◆ THE PROBLEM
Please lay out the data below, from the start through the line containing "x-tick-label: −1.0 <box>202", as a Markdown table with the columns Row and Line. Put each line's number under Row and the line itself under Line, and skip any blank lines.

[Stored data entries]
****************

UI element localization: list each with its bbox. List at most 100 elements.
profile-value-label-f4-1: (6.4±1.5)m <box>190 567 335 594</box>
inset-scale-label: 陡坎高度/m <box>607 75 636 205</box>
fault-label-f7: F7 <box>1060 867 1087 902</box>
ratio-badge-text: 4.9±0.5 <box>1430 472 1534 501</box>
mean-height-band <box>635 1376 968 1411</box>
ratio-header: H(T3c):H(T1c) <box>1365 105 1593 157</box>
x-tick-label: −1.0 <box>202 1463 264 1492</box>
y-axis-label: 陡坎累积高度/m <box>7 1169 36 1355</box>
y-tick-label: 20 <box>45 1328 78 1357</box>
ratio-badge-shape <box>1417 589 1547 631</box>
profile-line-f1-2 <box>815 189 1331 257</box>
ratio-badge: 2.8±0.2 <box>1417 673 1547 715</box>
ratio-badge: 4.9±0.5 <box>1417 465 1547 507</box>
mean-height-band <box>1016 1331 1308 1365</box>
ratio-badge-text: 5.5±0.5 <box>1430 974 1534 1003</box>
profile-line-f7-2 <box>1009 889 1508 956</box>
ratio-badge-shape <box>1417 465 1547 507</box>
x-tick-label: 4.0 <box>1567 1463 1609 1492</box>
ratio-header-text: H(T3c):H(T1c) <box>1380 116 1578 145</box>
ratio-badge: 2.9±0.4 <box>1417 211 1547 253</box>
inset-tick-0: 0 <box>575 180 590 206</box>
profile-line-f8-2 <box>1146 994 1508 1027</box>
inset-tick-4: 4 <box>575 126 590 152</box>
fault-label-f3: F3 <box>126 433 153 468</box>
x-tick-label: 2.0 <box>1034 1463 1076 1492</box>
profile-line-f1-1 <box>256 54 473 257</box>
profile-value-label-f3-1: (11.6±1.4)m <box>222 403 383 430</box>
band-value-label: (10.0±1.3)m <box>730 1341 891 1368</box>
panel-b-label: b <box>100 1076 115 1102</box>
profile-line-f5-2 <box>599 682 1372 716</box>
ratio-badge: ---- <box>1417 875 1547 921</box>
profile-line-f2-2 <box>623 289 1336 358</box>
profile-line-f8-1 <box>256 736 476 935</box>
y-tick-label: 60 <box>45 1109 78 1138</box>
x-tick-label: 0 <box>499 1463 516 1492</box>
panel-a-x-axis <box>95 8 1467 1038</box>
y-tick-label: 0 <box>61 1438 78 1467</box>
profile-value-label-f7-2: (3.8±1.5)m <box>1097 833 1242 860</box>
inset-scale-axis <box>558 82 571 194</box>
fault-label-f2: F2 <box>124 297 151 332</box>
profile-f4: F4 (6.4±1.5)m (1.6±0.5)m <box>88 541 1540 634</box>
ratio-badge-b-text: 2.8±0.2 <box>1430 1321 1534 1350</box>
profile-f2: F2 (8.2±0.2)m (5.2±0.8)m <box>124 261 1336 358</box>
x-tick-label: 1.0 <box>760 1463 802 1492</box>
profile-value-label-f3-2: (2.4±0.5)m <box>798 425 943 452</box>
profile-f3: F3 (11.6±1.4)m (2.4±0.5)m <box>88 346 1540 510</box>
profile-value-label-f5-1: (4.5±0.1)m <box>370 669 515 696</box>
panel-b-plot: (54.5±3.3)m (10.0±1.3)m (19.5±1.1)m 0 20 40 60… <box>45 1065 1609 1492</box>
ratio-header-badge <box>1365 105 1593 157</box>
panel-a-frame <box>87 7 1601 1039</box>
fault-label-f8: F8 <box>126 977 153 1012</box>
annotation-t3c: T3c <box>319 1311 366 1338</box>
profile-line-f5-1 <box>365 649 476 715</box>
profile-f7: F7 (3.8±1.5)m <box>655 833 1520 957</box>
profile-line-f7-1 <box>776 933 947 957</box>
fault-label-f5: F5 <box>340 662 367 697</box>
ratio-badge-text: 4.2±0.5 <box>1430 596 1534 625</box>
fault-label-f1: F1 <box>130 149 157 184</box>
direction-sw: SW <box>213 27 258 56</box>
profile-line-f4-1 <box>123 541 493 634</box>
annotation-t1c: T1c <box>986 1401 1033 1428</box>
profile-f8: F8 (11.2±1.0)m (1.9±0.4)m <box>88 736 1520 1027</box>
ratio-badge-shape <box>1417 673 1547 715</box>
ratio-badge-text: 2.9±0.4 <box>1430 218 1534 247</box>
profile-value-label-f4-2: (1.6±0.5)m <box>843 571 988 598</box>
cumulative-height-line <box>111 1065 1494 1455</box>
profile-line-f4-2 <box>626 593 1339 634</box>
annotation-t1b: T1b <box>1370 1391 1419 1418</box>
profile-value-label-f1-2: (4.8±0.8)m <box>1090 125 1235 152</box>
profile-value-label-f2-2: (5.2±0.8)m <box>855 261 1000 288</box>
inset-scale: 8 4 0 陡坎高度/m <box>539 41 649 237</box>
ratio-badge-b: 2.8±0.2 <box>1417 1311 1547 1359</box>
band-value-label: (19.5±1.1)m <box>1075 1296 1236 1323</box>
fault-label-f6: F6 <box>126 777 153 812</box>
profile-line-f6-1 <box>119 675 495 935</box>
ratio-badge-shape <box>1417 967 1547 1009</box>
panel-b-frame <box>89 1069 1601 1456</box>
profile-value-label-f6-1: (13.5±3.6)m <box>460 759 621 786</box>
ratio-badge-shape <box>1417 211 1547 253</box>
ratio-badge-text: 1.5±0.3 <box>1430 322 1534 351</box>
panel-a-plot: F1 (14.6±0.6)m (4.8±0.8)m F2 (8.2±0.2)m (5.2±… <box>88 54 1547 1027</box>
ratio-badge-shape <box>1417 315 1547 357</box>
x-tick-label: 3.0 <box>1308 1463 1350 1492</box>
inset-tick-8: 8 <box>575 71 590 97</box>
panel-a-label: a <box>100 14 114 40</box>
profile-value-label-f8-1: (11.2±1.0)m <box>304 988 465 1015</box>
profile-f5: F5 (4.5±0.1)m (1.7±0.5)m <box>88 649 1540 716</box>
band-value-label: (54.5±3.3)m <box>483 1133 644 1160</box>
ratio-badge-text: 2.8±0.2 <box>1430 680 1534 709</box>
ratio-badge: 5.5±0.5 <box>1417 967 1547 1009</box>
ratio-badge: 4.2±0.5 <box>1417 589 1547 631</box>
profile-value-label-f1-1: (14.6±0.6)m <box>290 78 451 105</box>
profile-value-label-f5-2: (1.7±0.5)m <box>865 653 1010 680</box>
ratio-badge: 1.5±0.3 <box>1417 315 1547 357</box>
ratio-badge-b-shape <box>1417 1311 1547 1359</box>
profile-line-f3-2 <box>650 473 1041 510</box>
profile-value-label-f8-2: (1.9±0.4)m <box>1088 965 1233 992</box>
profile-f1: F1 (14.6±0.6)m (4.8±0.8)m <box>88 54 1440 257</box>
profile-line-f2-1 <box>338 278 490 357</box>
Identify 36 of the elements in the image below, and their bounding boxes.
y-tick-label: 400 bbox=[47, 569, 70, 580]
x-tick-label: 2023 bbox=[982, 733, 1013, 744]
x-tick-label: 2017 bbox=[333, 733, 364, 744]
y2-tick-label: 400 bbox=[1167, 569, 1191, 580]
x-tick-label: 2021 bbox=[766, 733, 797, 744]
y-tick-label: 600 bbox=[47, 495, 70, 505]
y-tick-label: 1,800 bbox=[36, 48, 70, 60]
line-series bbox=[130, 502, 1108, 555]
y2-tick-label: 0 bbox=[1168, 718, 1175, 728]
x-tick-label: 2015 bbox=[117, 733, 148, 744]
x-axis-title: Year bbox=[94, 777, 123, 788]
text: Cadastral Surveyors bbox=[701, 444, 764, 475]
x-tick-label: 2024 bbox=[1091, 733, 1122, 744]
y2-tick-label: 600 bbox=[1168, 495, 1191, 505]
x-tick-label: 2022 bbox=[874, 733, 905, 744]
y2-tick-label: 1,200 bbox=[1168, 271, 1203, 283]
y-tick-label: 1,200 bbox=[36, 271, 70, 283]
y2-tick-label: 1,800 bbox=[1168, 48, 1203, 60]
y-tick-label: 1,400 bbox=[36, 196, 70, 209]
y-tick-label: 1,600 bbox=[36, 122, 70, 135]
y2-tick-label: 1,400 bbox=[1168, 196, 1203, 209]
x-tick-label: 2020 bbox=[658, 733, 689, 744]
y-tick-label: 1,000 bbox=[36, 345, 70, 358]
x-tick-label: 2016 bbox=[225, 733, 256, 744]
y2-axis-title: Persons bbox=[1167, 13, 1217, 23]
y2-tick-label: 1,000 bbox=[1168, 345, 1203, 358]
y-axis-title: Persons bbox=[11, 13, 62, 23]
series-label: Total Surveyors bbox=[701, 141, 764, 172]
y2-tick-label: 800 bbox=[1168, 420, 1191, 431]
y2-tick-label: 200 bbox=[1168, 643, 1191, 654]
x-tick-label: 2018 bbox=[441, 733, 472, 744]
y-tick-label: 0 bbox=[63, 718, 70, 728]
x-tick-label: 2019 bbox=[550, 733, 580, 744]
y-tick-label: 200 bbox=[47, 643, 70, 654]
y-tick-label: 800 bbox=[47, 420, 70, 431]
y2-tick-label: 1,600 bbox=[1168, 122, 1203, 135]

****************

◆ TASK RESULT
| Row | Line |
|---|---|
| 1 | UI element localization: list each with its bbox. List at most 100 elements. |
| 2 | profile-value-label-f4-1: (6.4±1.5)m <box>190 567 335 594</box> |
| 3 | inset-scale-label: 陡坎高度/m <box>607 75 636 205</box> |
| 4 | fault-label-f7: F7 <box>1060 867 1087 902</box> |
| 5 | ratio-badge-text: 4.9±0.5 <box>1430 472 1534 501</box> |
| 6 | mean-height-band <box>635 1376 968 1411</box> |
| 7 | ratio-header: H(T3c):H(T1c) <box>1365 105 1593 157</box> |
| 8 | x-tick-label: −1.0 <box>202 1463 264 1492</box> |